◆ Given instruction ◆
Please copy every line of the material below character for character, leaving out the pictures.

Element region listings
>>>>>

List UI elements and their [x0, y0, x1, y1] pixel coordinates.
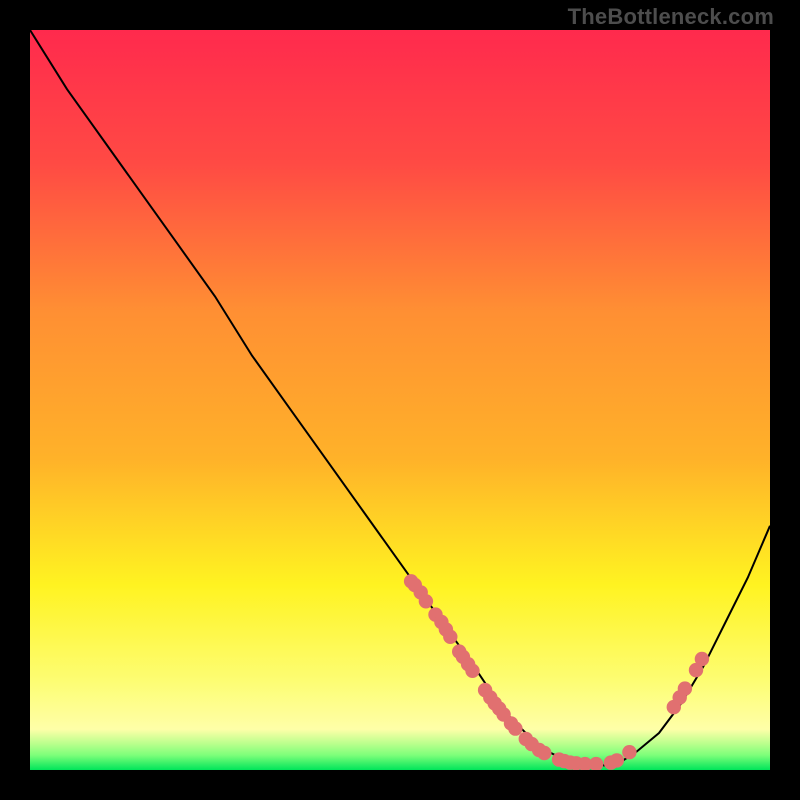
bottleneck-chart: [30, 30, 770, 770]
data-marker: [678, 681, 692, 695]
data-marker: [419, 594, 433, 608]
watermark-text: TheBottleneck.com: [568, 4, 774, 30]
data-marker: [622, 745, 636, 759]
data-marker: [695, 652, 709, 666]
gradient-background: [30, 30, 770, 770]
data-marker: [610, 753, 624, 767]
data-marker: [465, 664, 479, 678]
data-marker: [537, 746, 551, 760]
data-marker: [508, 721, 522, 735]
data-marker: [443, 630, 457, 644]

<<<<<

◆ Solution to the problem ◆
List UI elements and their [x0, y0, x1, y1] pixel coordinates.
bottleneck-chart: [30, 30, 770, 770]
data-marker: [678, 681, 692, 695]
data-marker: [419, 594, 433, 608]
watermark-text: TheBottleneck.com: [568, 4, 774, 30]
data-marker: [622, 745, 636, 759]
data-marker: [695, 652, 709, 666]
gradient-background: [30, 30, 770, 770]
data-marker: [610, 753, 624, 767]
data-marker: [465, 664, 479, 678]
data-marker: [537, 746, 551, 760]
data-marker: [508, 721, 522, 735]
data-marker: [443, 630, 457, 644]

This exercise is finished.